╭─ TEXTO DA PÁGINA

HEMO 2025 / III Simpósio Brasileiro de Citometria de Fluxo
Mais dadosIlustrar a dinamicidade da performance na elegibilidade para tratamento intensivo da leucemia mieloide aguda (LMA) e os desafios impostos pelas limitações terapêuticas do Sistema Único de Saúde (SUS).
Material e métodoRelato de caso com dados de prontuário e discussão baseada em literatura médica.
Descrição do casoPaciente do sexo feminino, 60 anos, diagnosticada com LMA de risco favorável (NPM1 mutado) em dezembro de 2024. Inicialmente inelegível para quimioterapia intensiva devido a obesidade grau 3 e comprometida escala de status de desempenho (ECOG 3), seguiu com tratamento paliativo com citarabina em baixas doses (LDAC 20 mg/m2/dia por 10 dias, em ciclos a cada 28 dias). Manteve estabilidade clínica com a medicação e suporte transfusional até março de 2025, quando houve ascensão leucocitária de 17920/µL para 116200/µL em menos de 3 semanas. Compareceu à unidade de emergência por linfonodomegalia cervical e hipoacusia bilateral, sendo internada por leucostase. Em nova avaliação, evidenciada melhora relativa da capacidade funcional: Índice de Comorbidade de Charlson 4 pontos, Escala de Fragilidade de Edmonton 5 pontos, Escala de desempenho paliativo 70%, ECOG 2. Em virtude desse cenário, após ampla discussão multidisciplinar e concordância com a paciente, prescrita quimioterapia de indução com esquema “3+7”. Houve boa tolerância: evoluiu com intercorrências clínicas esperadas, como neutropenia febril, e recebeu alta pós 35 dias. Diante de avaliação de doença residual mensurável negativa por citometria de fluxo, a paciente seguiu em tratamento de consolidação com altas doses de citarabina. Apresentou recuperação auditiva, resolução de linfonodomegalia e melhora de qualidade de vida.

╰─
╭─ TRECHOS DOS DADOS

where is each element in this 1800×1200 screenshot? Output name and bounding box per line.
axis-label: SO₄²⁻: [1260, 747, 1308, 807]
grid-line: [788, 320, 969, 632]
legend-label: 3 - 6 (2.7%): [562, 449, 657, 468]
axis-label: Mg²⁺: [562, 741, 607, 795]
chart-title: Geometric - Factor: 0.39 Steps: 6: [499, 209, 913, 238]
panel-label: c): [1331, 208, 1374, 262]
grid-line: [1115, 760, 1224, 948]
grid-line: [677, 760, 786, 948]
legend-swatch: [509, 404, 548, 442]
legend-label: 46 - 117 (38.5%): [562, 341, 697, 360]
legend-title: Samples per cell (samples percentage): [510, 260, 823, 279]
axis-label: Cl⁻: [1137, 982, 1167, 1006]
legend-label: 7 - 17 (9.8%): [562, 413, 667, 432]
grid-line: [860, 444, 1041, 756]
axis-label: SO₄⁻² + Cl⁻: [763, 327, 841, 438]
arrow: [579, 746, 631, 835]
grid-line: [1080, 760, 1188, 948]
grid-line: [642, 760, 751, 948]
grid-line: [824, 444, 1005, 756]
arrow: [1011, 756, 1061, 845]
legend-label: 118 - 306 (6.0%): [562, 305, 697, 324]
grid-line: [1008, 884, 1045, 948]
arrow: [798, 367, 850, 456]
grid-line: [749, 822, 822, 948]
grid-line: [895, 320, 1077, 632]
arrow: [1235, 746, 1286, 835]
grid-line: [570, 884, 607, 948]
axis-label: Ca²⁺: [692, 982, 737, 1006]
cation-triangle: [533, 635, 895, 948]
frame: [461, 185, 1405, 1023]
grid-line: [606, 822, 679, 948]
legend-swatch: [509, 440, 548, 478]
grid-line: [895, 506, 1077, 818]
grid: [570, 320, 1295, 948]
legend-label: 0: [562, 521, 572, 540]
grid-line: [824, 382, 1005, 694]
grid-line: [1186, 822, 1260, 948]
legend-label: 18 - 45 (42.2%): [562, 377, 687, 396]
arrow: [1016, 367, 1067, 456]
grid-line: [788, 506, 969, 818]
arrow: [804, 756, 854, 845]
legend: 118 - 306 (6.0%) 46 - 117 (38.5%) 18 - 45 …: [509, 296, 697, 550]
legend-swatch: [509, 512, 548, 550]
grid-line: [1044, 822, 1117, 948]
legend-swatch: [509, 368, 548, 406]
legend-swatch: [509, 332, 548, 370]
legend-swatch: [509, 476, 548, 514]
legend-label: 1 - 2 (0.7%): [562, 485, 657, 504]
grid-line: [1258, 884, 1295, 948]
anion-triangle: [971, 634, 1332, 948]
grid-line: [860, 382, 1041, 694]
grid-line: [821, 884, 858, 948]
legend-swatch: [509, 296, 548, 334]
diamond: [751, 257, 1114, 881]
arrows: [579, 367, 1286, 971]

╰─

> **EXERCÍCIOS PROPOSTOS**:
a – Transcreva fielmente, do relato de caso sobre leucemia mieloide aguda, o trecho que começa nas palavras "HEMO 2025 /" e termina depois de "em literatura médica.".
b – De acordo com o relato de caso sobre leucemia mieloide aguda, qual esquema de quimioterapia de indução foi prescrito à paciente?

> **PROBLEMAS RESOLVIDOS**:
a –
HEMO 2025 / III Simpósio Brasileiro de Citometria de Fluxo
Mais dadosIlustrar a dinamicidade da performance na elegibilidade para tratamento intensivo da leucemia mieloide aguda (LMA) e os desafios impostos pelas limitações terapêuticas do Sistema Único de Saúde (SUS).
Material e métodoRelato de caso com dados de prontuário e discussão baseada em literatura médica.

b – O esquema “3+7”.